--- DATA IN THIS EXERCISE ---

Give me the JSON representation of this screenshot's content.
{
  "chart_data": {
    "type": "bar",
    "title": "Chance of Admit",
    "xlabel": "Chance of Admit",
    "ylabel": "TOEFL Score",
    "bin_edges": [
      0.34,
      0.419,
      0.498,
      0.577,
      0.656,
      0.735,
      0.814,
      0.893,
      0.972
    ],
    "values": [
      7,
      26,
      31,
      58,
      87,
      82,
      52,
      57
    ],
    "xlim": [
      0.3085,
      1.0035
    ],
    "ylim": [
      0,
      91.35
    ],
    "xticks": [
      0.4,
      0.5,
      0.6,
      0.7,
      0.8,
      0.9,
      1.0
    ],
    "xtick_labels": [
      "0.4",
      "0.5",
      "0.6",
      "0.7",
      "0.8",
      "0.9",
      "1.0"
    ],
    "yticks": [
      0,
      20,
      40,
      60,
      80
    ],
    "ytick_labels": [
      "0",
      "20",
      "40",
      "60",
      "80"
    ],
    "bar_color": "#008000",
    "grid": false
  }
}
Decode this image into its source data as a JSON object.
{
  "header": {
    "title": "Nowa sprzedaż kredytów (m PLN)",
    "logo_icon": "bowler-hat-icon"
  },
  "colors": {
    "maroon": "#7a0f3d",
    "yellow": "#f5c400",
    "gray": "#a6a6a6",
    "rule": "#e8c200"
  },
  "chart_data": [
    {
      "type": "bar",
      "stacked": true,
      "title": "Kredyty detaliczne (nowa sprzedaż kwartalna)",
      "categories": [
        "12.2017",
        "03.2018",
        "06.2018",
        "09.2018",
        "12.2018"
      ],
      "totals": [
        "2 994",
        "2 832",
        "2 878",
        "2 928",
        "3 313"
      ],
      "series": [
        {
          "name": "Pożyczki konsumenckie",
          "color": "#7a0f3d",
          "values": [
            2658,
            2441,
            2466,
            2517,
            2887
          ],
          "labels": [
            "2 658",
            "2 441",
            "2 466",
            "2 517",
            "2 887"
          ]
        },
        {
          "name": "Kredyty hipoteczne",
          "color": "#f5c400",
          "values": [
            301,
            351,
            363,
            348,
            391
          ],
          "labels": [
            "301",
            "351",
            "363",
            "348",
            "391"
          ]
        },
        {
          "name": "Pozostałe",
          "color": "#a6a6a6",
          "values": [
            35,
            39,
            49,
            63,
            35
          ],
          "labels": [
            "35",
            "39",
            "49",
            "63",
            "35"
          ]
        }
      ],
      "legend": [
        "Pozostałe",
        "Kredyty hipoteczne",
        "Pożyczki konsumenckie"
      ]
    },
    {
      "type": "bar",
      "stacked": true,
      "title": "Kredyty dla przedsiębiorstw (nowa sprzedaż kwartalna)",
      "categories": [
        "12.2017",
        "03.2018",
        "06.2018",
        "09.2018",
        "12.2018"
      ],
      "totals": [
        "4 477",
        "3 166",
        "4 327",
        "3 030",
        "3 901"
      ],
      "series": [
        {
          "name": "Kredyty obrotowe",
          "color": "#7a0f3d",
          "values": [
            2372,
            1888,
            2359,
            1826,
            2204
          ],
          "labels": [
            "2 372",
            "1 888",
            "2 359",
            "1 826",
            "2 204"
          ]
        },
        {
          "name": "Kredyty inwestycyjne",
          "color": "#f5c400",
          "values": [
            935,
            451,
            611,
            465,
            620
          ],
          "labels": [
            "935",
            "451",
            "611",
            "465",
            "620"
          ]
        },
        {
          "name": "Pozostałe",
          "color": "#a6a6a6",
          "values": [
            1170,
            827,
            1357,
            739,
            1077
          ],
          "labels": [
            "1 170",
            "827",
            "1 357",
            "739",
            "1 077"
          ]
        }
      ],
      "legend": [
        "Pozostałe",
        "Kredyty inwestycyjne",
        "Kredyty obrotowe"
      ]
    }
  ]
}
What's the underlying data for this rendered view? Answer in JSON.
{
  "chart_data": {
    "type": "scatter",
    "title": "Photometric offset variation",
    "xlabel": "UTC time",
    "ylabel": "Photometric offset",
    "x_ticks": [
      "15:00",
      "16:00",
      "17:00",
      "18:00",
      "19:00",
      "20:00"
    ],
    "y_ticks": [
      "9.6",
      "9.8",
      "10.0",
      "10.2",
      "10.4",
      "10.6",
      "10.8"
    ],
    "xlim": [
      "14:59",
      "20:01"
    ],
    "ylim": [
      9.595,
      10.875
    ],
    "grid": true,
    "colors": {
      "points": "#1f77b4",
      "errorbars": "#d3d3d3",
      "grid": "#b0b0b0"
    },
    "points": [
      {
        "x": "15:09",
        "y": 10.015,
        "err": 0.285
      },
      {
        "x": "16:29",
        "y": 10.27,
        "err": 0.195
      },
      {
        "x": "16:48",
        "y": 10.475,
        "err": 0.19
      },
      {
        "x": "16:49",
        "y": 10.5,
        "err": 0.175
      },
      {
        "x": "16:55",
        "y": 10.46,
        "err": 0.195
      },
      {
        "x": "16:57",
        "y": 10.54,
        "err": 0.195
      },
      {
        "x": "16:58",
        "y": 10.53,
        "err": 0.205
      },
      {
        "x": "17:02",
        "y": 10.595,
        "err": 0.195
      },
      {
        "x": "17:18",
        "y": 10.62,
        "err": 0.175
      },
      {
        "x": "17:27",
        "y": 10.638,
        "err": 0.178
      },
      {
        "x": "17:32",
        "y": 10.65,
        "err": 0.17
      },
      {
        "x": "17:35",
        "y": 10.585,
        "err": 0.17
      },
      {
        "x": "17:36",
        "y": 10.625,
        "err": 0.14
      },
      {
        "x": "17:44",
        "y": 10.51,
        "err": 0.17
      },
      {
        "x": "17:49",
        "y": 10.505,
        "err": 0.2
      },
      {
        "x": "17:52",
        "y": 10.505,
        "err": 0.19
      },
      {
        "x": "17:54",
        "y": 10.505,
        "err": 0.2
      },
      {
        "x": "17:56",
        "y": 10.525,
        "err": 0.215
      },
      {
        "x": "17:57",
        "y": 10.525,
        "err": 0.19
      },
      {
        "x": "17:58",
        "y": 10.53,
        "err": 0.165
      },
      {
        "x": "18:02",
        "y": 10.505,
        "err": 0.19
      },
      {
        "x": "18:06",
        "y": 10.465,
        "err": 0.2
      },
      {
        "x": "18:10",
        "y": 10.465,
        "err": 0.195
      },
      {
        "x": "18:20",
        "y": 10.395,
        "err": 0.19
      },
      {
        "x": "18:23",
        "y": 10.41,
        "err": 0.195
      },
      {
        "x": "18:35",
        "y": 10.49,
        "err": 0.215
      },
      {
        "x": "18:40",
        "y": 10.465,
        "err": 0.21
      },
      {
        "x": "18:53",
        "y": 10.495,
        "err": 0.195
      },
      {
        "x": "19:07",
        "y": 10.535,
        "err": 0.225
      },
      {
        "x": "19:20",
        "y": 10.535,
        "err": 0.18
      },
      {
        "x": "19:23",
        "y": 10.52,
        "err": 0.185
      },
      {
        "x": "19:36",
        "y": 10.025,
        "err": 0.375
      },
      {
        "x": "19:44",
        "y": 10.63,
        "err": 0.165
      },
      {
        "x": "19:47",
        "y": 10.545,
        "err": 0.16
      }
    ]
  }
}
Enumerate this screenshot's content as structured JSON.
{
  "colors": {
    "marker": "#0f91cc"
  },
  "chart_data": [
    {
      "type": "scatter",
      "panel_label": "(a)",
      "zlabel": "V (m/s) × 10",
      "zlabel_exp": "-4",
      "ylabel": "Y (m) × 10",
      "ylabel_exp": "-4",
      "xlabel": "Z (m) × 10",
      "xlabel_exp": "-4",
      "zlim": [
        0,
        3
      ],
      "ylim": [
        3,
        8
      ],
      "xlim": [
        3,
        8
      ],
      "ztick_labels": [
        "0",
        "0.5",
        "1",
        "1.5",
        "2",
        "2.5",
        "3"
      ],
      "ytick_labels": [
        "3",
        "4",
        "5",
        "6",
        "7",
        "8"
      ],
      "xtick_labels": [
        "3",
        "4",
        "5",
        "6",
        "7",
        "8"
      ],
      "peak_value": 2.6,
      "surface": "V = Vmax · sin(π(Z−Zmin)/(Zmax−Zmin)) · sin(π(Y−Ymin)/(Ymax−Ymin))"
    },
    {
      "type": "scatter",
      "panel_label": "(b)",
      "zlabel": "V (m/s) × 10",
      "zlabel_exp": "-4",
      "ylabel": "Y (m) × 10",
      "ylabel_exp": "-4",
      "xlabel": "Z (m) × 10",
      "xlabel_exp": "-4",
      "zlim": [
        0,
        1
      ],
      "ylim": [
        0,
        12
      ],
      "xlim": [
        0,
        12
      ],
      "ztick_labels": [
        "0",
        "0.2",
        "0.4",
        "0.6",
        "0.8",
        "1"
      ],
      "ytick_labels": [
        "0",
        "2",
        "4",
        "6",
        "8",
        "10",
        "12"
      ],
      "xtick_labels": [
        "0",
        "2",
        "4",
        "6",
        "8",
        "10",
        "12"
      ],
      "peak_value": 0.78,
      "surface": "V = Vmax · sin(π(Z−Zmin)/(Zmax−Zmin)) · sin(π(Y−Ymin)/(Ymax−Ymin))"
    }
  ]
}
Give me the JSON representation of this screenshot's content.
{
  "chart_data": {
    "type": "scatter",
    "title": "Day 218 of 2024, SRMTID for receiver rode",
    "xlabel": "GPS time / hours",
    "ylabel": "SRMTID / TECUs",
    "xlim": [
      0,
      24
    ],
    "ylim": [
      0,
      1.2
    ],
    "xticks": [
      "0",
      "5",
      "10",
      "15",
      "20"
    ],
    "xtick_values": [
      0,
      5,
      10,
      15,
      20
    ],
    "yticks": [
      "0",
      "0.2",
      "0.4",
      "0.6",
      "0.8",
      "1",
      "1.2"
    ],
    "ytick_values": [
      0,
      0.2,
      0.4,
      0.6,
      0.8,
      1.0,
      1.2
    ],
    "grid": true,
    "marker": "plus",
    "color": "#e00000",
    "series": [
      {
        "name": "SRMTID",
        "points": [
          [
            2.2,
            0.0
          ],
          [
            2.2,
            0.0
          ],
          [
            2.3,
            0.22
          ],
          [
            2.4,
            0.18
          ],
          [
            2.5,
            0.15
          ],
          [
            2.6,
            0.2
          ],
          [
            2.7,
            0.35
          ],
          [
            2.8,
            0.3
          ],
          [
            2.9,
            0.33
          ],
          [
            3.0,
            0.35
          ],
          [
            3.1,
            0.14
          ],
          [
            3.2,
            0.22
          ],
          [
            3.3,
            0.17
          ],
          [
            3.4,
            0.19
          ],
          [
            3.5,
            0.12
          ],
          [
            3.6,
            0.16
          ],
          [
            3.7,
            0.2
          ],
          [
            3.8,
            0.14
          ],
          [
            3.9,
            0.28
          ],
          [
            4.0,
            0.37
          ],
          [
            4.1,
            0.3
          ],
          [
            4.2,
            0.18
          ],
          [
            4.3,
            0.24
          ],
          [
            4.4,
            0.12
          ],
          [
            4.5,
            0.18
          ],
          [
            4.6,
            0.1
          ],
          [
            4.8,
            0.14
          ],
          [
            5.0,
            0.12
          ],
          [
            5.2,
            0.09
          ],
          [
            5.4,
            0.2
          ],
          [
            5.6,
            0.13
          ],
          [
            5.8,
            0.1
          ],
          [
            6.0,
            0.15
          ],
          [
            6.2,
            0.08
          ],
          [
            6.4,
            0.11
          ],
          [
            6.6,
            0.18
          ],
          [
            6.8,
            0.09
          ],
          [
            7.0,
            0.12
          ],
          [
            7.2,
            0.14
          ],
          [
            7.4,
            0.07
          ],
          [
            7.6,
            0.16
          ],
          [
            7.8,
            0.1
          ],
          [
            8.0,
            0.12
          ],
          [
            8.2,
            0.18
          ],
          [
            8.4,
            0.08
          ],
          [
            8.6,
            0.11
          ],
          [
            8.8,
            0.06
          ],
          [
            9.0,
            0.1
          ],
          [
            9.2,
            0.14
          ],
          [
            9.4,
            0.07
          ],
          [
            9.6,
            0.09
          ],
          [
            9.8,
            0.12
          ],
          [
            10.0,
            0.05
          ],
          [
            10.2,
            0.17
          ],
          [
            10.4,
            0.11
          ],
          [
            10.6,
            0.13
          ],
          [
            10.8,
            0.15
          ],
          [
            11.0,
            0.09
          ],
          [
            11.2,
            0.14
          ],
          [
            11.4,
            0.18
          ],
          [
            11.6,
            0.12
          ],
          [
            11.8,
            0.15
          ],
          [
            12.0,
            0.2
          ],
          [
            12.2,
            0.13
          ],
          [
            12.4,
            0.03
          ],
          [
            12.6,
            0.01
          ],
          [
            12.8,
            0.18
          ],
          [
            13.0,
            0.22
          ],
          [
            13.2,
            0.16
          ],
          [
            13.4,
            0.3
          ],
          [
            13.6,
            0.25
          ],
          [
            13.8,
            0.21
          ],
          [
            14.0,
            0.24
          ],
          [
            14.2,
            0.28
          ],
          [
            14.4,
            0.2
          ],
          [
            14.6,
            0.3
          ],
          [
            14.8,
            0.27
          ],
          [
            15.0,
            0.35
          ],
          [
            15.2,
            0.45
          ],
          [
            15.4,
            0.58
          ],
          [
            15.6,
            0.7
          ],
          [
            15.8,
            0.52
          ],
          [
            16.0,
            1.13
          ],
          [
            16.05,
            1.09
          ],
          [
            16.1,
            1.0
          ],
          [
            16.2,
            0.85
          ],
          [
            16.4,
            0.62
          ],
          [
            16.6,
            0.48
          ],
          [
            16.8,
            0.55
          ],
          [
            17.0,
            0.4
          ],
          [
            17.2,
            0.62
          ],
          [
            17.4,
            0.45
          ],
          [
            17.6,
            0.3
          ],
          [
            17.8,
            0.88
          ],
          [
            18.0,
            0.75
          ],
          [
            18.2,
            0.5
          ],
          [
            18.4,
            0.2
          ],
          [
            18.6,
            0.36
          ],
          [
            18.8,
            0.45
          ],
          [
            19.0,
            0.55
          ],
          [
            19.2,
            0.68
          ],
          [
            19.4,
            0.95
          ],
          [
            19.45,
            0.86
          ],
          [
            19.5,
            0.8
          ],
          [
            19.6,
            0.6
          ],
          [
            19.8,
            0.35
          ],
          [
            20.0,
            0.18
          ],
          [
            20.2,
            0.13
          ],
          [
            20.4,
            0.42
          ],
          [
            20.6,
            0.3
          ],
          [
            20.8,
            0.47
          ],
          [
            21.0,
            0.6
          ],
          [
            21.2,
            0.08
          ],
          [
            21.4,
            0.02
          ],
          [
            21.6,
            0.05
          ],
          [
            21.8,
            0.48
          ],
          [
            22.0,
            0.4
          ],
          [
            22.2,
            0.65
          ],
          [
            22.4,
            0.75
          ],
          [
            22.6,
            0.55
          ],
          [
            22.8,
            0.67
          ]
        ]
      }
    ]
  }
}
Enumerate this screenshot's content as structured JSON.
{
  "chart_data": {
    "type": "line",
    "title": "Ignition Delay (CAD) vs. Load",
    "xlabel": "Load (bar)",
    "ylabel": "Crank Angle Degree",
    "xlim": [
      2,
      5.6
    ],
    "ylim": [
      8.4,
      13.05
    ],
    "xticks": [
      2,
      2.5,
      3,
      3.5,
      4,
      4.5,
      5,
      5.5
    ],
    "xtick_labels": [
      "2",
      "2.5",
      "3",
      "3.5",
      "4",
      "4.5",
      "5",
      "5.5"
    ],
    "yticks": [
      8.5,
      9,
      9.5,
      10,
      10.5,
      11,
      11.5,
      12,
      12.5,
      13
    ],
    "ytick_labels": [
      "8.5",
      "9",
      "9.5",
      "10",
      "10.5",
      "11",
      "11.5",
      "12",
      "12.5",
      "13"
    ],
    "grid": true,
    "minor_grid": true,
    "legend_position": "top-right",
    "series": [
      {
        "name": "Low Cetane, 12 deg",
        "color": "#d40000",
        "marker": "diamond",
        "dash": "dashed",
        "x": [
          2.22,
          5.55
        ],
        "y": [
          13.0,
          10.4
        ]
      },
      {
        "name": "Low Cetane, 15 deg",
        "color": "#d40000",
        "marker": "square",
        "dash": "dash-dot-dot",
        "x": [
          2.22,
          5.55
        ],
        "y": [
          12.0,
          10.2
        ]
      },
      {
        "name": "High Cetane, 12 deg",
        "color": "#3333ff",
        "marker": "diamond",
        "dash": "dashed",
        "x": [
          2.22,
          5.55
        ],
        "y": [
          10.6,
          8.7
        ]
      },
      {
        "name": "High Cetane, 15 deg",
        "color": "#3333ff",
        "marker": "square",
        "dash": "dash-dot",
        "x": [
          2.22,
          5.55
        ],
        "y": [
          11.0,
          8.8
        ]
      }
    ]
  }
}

---

EXERCISE DETAILS –
Select the lines from the entries that include the word "sprzedaż".

COMPLETED TASK –
    "title": "Nowa sprzedaż kredytów (m PLN)",
      "title": "Kredyty detaliczne (nowa sprzedaż kwartalna)",
      "title": "Kredyty dla przedsiębiorstw (nowa sprzedaż kwartalna)",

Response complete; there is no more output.